#### [Dataset]
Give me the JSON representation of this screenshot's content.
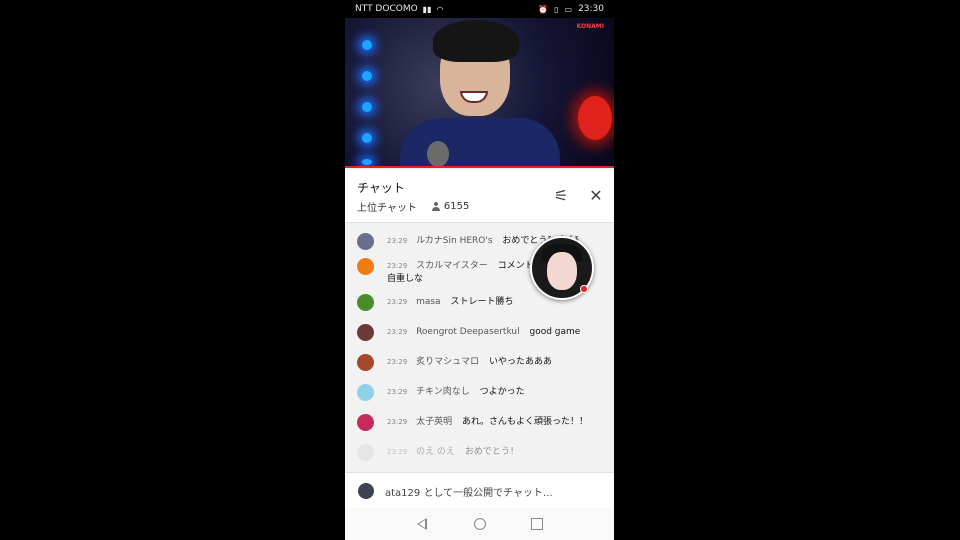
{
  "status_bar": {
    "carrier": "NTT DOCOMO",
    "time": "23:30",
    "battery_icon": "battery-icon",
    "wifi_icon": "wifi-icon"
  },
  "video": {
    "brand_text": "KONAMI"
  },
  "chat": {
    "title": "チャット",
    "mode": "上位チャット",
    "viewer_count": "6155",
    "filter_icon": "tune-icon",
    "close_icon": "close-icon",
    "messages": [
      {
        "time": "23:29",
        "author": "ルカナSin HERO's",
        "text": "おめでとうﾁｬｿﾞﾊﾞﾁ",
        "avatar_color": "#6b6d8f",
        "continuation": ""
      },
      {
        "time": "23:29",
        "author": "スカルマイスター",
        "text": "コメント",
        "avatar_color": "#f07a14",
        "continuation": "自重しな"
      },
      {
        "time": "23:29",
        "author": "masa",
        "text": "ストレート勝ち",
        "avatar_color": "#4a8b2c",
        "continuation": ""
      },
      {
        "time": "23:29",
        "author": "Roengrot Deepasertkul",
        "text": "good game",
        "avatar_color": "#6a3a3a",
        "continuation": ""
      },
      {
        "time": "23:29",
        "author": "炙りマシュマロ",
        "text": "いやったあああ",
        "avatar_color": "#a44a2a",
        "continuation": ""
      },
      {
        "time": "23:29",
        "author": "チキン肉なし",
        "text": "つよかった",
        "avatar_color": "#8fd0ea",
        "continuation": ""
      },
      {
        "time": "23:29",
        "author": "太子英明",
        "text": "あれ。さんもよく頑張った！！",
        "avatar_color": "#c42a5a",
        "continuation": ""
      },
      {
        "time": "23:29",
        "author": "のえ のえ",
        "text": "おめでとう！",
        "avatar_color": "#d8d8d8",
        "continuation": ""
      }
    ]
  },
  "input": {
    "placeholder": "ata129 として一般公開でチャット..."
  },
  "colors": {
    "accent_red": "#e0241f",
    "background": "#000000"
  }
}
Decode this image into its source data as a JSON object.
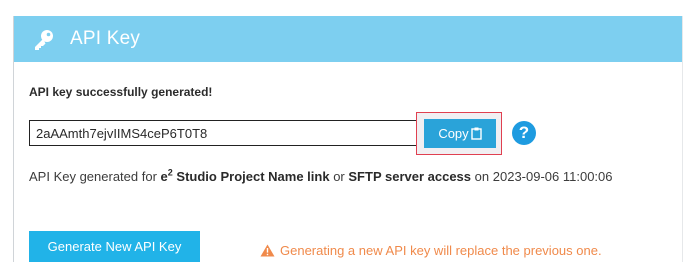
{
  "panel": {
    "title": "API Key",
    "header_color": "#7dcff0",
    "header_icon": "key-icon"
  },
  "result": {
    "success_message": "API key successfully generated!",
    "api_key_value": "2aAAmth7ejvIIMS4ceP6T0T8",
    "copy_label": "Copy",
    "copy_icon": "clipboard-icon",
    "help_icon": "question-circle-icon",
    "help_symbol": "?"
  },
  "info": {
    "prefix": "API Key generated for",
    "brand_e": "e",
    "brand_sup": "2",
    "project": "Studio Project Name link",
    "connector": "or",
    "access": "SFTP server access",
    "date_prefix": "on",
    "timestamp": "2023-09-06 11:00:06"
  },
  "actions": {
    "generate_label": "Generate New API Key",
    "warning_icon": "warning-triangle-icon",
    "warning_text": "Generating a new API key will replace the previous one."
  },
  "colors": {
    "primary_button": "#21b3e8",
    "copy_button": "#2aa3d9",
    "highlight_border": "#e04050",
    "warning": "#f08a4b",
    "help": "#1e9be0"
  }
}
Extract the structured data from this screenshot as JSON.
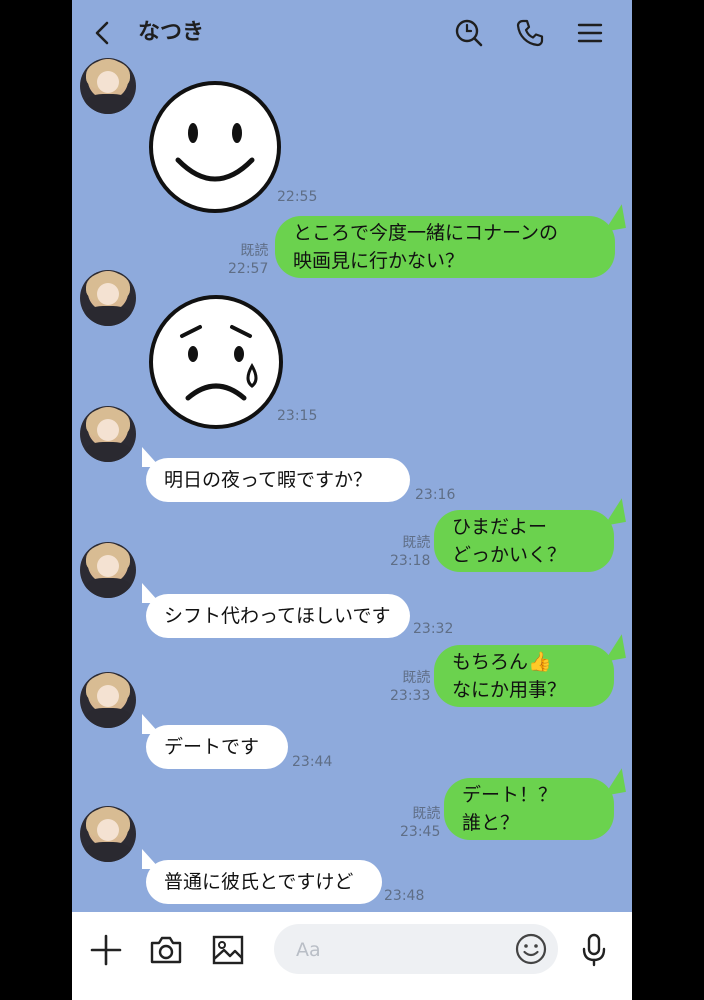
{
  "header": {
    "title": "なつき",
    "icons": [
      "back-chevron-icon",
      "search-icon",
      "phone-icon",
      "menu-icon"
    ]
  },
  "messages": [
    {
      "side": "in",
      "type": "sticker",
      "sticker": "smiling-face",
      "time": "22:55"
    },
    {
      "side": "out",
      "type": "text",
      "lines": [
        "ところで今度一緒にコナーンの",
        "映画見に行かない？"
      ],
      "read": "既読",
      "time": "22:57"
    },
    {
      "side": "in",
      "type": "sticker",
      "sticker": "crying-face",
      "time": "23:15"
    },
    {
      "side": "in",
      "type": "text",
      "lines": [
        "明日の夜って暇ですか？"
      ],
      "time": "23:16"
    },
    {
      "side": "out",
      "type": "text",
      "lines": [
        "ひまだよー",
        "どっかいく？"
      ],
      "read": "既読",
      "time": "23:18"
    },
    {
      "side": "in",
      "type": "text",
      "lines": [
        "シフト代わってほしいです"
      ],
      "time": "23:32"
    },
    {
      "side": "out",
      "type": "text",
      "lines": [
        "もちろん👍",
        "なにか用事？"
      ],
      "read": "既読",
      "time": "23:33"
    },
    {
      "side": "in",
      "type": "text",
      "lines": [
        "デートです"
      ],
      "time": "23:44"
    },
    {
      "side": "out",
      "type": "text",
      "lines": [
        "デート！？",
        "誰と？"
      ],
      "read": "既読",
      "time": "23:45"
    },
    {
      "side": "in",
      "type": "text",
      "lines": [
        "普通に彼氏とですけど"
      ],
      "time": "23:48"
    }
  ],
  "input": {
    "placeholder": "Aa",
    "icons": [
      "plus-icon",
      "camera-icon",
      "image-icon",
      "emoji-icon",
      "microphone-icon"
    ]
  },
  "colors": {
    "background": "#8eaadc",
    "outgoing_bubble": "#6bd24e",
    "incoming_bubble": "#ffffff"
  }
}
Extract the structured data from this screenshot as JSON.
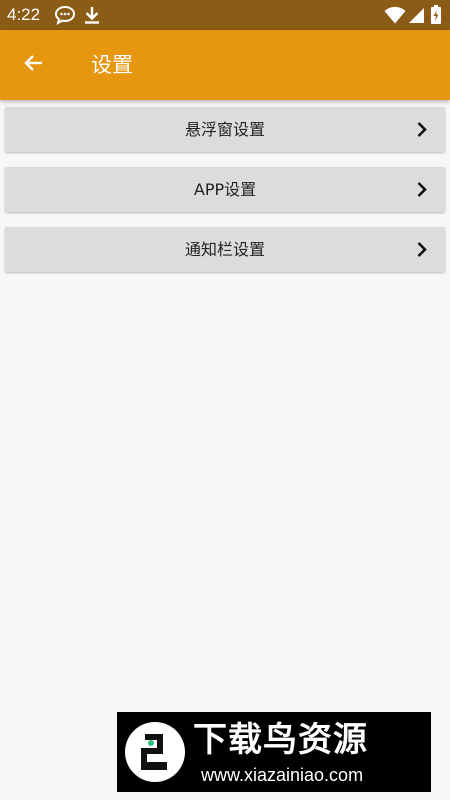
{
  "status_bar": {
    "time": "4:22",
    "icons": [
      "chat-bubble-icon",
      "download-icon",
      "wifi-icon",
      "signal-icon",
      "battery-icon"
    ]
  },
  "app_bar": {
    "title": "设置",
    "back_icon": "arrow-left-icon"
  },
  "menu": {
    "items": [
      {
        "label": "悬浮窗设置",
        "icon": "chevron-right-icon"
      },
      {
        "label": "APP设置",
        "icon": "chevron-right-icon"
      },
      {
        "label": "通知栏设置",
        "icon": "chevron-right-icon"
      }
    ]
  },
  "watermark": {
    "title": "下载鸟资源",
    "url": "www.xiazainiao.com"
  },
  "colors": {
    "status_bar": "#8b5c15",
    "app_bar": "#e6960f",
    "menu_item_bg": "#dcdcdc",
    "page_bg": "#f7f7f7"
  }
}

#### [Short exercise]
Write out the entries above verbatim; the pictures do not belong in your copy.

#### [Final result]
Give me the JSON representation of this screenshot's content.
{
  "status_bar": {
    "carrier": "NTT DOCOMO",
    "time": "23:30",
    "battery_icon": "battery-icon",
    "wifi_icon": "wifi-icon"
  },
  "video": {
    "brand_text": "KONAMI"
  },
  "chat": {
    "title": "チャット",
    "mode": "上位チャット",
    "viewer_count": "6155",
    "filter_icon": "tune-icon",
    "close_icon": "close-icon",
    "messages": [
      {
        "time": "23:29",
        "author": "ルカナSin HERO's",
        "text": "おめでとうﾁｬｿﾞﾊﾞﾁ",
        "avatar_color": "#6b6d8f",
        "continuation": ""
      },
      {
        "time": "23:29",
        "author": "スカルマイスター",
        "text": "コメント",
        "avatar_color": "#f07a14",
        "continuation": "自重しな"
      },
      {
        "time": "23:29",
        "author": "masa",
        "text": "ストレート勝ち",
        "avatar_color": "#4a8b2c",
        "continuation": ""
      },
      {
        "time": "23:29",
        "author": "Roengrot Deepasertkul",
        "text": "good game",
        "avatar_color": "#6a3a3a",
        "continuation": ""
      },
      {
        "time": "23:29",
        "author": "炙りマシュマロ",
        "text": "いやったあああ",
        "avatar_color": "#a44a2a",
        "continuation": ""
      },
      {
        "time": "23:29",
        "author": "チキン肉なし",
        "text": "つよかった",
        "avatar_color": "#8fd0ea",
        "continuation": ""
      },
      {
        "time": "23:29",
        "author": "太子英明",
        "text": "あれ。さんもよく頑張った！！",
        "avatar_color": "#c42a5a",
        "continuation": ""
      },
      {
        "time": "23:29",
        "author": "のえ のえ",
        "text": "おめでとう！",
        "avatar_color": "#d8d8d8",
        "continuation": ""
      }
    ]
  },
  "input": {
    "placeholder": "ata129 として一般公開でチャット..."
  },
  "colors": {
    "accent_red": "#e0241f",
    "background": "#000000"
  }
}
Decode this image into its source data as a JSON object.
{
  "panel": {
    "title": "API Key",
    "header_color": "#7dcff0",
    "header_icon": "key-icon"
  },
  "result": {
    "success_message": "API key successfully generated!",
    "api_key_value": "2aAAmth7ejvIIMS4ceP6T0T8",
    "copy_label": "Copy",
    "copy_icon": "clipboard-icon",
    "help_icon": "question-circle-icon",
    "help_symbol": "?"
  },
  "info": {
    "prefix": "API Key generated for",
    "brand_e": "e",
    "brand_sup": "2",
    "project": "Studio Project Name link",
    "connector": "or",
    "access": "SFTP server access",
    "date_prefix": "on",
    "timestamp": "2023-09-06 11:00:06"
  },
  "actions": {
    "generate_label": "Generate New API Key",
    "warning_icon": "warning-triangle-icon",
    "warning_text": "Generating a new API key will replace the previous one."
  },
  "colors": {
    "primary_button": "#21b3e8",
    "copy_button": "#2aa3d9",
    "highlight_border": "#e04050",
    "warning": "#f08a4b",
    "help": "#1e9be0"
  }
}
Extract the structured data from this screenshot as JSON.
{
  "header": {
    "title": "なつき",
    "icons": [
      "back-chevron-icon",
      "search-icon",
      "phone-icon",
      "menu-icon"
    ]
  },
  "messages": [
    {
      "side": "in",
      "type": "sticker",
      "sticker": "smiling-face",
      "time": "22:55"
    },
    {
      "side": "out",
      "type": "text",
      "lines": [
        "ところで今度一緒にコナーンの",
        "映画見に行かない？"
      ],
      "read": "既読",
      "time": "22:57"
    },
    {
      "side": "in",
      "type": "sticker",
      "sticker": "crying-face",
      "time": "23:15"
    },
    {
      "side": "in",
      "type": "text",
      "lines": [
        "明日の夜って暇ですか？"
      ],
      "time": "23:16"
    },
    {
      "side": "out",
      "type": "text",
      "lines": [
        "ひまだよー",
        "どっかいく？"
      ],
      "read": "既読",
      "time": "23:18"
    },
    {
      "side": "in",
      "type": "text",
      "lines": [
        "シフト代わってほしいです"
      ],
      "time": "23:32"
    },
    {
      "side": "out",
      "type": "text",
      "lines": [
        "もちろん👍",
        "なにか用事？"
      ],
      "read": "既読",
      "time": "23:33"
    },
    {
      "side": "in",
      "type": "text",
      "lines": [
        "デートです"
      ],
      "time": "23:44"
    },
    {
      "side": "out",
      "type": "text",
      "lines": [
        "デート！？",
        "誰と？"
      ],
      "read": "既読",
      "time": "23:45"
    },
    {
      "side": "in",
      "type": "text",
      "lines": [
        "普通に彼氏とですけど"
      ],
      "time": "23:48"
    }
  ],
  "input": {
    "placeholder": "Aa",
    "icons": [
      "plus-icon",
      "camera-icon",
      "image-icon",
      "emoji-icon",
      "microphone-icon"
    ]
  },
  "colors": {
    "background": "#8eaadc",
    "outgoing_bubble": "#6bd24e",
    "incoming_bubble": "#ffffff"
  }
}
Extract the structured data from this screenshot as JSON.
{
  "status_bar": {
    "time": "4:22",
    "icons": [
      "chat-bubble-icon",
      "download-icon",
      "wifi-icon",
      "signal-icon",
      "battery-icon"
    ]
  },
  "app_bar": {
    "title": "设置",
    "back_icon": "arrow-left-icon"
  },
  "menu": {
    "items": [
      {
        "label": "悬浮窗设置",
        "icon": "chevron-right-icon"
      },
      {
        "label": "APP设置",
        "icon": "chevron-right-icon"
      },
      {
        "label": "通知栏设置",
        "icon": "chevron-right-icon"
      }
    ]
  },
  "watermark": {
    "title": "下载鸟资源",
    "url": "www.xiazainiao.com"
  },
  "colors": {
    "status_bar": "#8b5c15",
    "app_bar": "#e6960f",
    "menu_item_bg": "#dcdcdc",
    "page_bg": "#f7f7f7"
  }
}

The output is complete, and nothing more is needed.